*Your task:* Copy each line exactly. Leave nothing out.

*Record set:*
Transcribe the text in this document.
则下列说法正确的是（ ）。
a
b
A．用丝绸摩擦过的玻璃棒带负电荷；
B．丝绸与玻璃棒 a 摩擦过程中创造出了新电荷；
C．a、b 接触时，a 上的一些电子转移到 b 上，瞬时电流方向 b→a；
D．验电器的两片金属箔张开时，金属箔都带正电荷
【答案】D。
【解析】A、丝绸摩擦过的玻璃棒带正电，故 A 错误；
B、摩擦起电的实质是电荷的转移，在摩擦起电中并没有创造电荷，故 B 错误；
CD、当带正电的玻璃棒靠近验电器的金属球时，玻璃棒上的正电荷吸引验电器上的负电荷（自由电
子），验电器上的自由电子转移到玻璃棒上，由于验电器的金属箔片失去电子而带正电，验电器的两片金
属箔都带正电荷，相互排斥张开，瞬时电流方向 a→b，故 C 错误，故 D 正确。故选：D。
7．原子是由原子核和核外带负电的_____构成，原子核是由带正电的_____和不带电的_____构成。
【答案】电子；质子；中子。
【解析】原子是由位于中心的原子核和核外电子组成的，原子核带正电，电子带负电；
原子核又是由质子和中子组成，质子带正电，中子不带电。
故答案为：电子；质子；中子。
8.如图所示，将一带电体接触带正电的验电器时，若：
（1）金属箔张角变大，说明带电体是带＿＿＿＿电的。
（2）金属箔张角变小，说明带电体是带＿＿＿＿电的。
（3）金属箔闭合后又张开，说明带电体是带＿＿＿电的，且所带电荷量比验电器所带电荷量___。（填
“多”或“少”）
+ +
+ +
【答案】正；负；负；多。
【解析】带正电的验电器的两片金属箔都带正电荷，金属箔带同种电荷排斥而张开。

*Written reply:*
Transcribe the text in this document.
则下列说法正确的是（ ）。
a
b
A．用丝绸摩擦过的玻璃棒带负电荷；
B．丝绸与玻璃棒 a 摩擦过程中创造出了新电荷；
C．a、b 接触时，a 上的一些电子转移到 b 上，瞬时电流方向 b→a；
D．验电器的两片金属箔张开时，金属箔都带正电荷
【答案】D。
【解析】A、丝绸摩擦过的玻璃棒带正电，故 A 错误；
B、摩擦起电的实质是电荷的转移，在摩擦起电中并没有创造电荷，故 B 错误；
CD、当带正电的玻璃棒靠近验电器的金属球时，玻璃棒上的正电荷吸引验电器上的负电荷（自由电
子），验电器上的自由电子转移到玻璃棒上，由于验电器的金属箔片失去电子而带正电，验电器的两片金
属箔都带正电荷，相互排斥张开，瞬时电流方向 a→b，故 C 错误，故 D 正确。故选：D。
7．原子是由原子核和核外带负电的_____构成，原子核是由带正电的_____和不带电的_____构成。
【答案】电子；质子；中子。
【解析】原子是由位于中心的原子核和核外电子组成的，原子核带正电，电子带负电；
原子核又是由质子和中子组成，质子带正电，中子不带电。
故答案为：电子；质子；中子。
8.如图所示，将一带电体接触带正电的验电器时，若：
（1）金属箔张角变大，说明带电体是带＿＿＿＿电的。
（2）金属箔张角变小，说明带电体是带＿＿＿＿电的。
（3）金属箔闭合后又张开，说明带电体是带＿＿＿电的，且所带电荷量比验电器所带电荷量___。（填
“多”或“少”）
+ +
+ +
【答案】正；负；负；多。
【解析】带正电的验电器的两片金属箔都带正电荷，金属箔带同种电荷排斥而张开。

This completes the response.